Work required =>
Copy whichever lines contain the string "Configurator".

Information shown =>
---------------

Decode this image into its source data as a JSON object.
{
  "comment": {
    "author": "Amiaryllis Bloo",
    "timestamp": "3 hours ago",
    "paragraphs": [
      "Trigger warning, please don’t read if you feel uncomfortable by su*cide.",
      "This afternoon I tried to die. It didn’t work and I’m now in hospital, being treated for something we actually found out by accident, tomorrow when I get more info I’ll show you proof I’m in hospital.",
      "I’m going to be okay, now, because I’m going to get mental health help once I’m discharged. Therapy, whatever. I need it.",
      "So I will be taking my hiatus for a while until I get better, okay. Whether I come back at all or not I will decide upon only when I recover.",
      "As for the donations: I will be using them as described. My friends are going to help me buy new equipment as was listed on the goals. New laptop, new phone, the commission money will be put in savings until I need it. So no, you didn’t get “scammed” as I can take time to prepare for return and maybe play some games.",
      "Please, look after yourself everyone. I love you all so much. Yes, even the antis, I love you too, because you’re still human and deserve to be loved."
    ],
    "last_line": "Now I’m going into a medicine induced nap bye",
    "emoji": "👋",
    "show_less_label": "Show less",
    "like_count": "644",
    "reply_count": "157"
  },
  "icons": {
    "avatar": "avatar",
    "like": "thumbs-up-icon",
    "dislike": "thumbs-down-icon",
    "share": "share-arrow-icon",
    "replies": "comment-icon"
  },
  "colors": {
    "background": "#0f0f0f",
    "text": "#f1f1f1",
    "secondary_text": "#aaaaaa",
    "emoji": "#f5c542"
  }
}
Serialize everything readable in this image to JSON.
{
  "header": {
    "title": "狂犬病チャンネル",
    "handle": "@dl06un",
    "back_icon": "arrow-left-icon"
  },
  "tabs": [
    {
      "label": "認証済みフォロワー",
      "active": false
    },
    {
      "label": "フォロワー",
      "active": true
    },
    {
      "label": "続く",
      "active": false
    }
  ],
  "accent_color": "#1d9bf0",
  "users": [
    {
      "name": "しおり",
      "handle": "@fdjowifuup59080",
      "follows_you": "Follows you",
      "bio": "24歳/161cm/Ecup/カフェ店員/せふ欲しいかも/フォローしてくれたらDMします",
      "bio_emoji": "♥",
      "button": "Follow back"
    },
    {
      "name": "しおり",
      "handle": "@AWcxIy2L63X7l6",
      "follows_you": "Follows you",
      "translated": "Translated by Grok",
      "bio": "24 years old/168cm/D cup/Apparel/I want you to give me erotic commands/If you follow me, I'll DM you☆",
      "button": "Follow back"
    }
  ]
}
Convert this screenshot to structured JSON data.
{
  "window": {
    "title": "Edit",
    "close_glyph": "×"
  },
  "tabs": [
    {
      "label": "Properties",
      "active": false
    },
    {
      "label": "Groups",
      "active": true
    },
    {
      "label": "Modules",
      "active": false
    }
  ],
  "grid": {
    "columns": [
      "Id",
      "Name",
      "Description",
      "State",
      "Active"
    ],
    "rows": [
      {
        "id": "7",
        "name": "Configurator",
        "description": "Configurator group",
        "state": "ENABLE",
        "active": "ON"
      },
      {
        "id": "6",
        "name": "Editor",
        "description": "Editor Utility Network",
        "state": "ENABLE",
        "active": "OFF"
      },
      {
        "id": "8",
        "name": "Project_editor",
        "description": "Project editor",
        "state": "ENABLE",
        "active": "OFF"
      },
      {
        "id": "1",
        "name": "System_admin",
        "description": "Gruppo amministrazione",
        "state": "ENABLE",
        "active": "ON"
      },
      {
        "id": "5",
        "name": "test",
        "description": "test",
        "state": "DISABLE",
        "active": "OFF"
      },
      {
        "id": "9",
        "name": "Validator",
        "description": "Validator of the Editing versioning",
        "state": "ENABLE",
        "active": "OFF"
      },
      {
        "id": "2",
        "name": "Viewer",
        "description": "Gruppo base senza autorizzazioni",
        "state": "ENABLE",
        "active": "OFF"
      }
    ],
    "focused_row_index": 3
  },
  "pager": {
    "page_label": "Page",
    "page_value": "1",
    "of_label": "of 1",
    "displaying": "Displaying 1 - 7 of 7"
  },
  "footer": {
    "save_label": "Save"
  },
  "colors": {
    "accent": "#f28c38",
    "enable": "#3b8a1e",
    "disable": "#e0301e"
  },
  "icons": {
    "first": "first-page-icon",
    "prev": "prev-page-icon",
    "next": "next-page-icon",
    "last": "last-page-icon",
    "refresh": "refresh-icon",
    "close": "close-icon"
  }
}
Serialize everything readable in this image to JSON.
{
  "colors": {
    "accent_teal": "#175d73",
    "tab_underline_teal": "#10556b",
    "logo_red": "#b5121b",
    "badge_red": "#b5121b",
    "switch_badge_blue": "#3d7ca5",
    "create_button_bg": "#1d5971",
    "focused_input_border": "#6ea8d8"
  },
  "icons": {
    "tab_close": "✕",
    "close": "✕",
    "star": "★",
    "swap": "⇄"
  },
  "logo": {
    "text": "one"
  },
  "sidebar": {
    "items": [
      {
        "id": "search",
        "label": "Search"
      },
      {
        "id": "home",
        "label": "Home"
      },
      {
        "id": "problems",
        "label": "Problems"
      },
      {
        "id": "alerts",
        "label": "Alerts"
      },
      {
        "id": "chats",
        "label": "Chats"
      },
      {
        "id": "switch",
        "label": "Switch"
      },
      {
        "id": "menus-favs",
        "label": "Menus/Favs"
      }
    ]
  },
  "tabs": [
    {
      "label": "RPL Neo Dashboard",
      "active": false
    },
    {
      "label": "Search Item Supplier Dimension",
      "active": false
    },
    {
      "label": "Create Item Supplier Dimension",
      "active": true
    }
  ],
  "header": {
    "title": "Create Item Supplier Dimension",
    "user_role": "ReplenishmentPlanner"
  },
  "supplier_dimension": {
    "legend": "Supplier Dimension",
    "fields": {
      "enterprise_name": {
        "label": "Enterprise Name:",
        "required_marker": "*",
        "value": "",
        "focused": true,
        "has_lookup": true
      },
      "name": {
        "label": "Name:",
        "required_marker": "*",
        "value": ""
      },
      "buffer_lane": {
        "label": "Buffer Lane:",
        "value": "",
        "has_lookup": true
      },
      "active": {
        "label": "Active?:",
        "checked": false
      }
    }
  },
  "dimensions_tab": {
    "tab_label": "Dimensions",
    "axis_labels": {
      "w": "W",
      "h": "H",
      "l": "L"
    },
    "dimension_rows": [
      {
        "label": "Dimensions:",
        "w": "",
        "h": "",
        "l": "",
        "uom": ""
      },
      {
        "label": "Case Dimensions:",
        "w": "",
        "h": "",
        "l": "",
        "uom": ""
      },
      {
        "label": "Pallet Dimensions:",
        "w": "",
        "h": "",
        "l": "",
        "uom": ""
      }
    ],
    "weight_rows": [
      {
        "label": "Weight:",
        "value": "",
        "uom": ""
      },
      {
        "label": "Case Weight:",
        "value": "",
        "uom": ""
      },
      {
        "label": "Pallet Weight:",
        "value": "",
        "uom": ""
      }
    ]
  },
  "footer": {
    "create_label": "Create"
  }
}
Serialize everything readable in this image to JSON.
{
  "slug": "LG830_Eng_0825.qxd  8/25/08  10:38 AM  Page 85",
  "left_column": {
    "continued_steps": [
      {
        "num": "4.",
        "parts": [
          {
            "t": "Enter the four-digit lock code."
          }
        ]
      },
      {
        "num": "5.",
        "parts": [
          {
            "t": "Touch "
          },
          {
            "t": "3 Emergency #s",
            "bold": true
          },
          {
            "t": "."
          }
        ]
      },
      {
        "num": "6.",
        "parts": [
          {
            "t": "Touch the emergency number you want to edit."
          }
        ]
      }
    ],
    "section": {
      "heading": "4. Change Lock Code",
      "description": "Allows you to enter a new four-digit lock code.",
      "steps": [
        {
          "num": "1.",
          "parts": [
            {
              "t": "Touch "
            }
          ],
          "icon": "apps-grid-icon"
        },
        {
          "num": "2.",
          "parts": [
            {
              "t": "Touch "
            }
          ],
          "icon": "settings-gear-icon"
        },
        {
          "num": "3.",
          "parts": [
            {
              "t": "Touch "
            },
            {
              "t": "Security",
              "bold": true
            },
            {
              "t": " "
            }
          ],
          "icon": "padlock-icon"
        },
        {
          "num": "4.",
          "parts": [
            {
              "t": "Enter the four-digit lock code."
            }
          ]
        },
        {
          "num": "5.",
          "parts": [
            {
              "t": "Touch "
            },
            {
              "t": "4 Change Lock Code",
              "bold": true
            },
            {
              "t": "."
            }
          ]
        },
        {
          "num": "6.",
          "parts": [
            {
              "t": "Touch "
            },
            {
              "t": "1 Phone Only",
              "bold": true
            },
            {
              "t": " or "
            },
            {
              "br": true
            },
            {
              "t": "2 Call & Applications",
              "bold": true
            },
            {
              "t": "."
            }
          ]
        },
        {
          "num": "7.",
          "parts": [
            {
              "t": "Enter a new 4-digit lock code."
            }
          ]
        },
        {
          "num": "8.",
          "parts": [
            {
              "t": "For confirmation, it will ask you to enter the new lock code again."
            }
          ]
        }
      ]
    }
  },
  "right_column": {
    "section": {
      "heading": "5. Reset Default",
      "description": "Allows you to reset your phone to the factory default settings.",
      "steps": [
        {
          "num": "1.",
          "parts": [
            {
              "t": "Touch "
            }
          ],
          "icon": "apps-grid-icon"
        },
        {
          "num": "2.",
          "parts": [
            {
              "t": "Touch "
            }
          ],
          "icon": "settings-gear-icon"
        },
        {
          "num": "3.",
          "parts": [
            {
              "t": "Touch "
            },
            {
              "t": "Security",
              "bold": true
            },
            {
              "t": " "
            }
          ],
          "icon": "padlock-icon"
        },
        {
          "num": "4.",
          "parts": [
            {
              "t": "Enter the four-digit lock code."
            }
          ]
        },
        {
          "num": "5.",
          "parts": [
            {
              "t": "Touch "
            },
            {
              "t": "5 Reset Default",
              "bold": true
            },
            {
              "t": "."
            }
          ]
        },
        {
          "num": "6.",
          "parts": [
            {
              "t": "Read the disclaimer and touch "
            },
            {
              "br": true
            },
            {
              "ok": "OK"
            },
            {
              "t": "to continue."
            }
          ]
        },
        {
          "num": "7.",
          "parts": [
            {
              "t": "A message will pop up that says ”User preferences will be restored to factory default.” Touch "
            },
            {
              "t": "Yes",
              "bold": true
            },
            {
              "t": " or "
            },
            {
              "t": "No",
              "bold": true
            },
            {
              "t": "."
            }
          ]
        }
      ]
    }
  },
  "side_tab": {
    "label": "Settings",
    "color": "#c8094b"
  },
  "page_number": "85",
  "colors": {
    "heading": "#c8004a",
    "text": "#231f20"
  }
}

---------------

Correct output =>
        "name": "Configurator",
        "description": "Configurator group",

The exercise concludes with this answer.